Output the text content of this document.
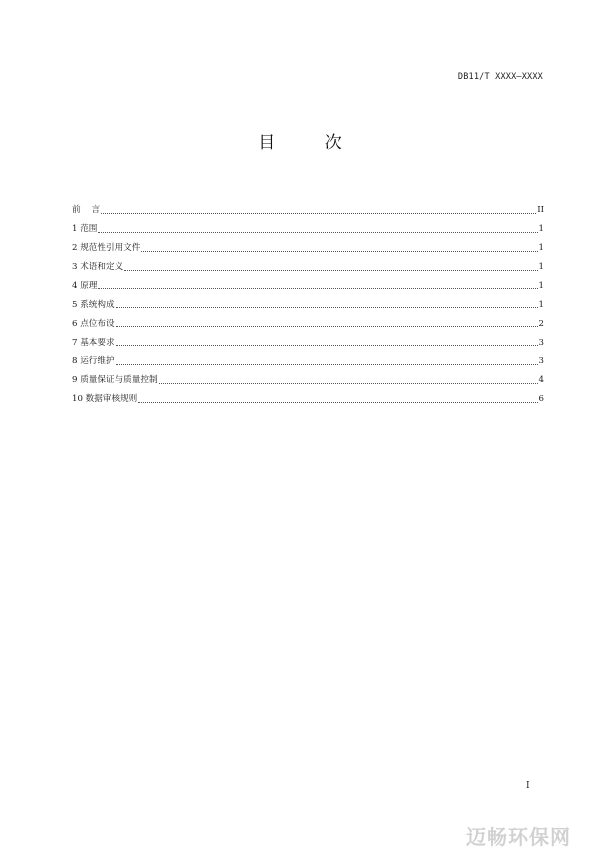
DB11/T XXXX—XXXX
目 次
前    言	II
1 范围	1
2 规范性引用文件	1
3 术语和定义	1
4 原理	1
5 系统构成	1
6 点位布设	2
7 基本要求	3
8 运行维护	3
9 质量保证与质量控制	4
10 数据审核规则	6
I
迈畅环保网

*The problem*
Output a faithful copy of the data, with each picture left out.

*Complete response*
Output the text content of this document.
DB11/T XXXX—XXXX
目 次
前    言	II
1 范围	1
2 规范性引用文件	1
3 术语和定义	1
4 原理	1
5 系统构成	1
6 点位布设	2
7 基本要求	3
8 运行维护	3
9 质量保证与质量控制	4
10 数据审核规则	6
I
迈畅环保网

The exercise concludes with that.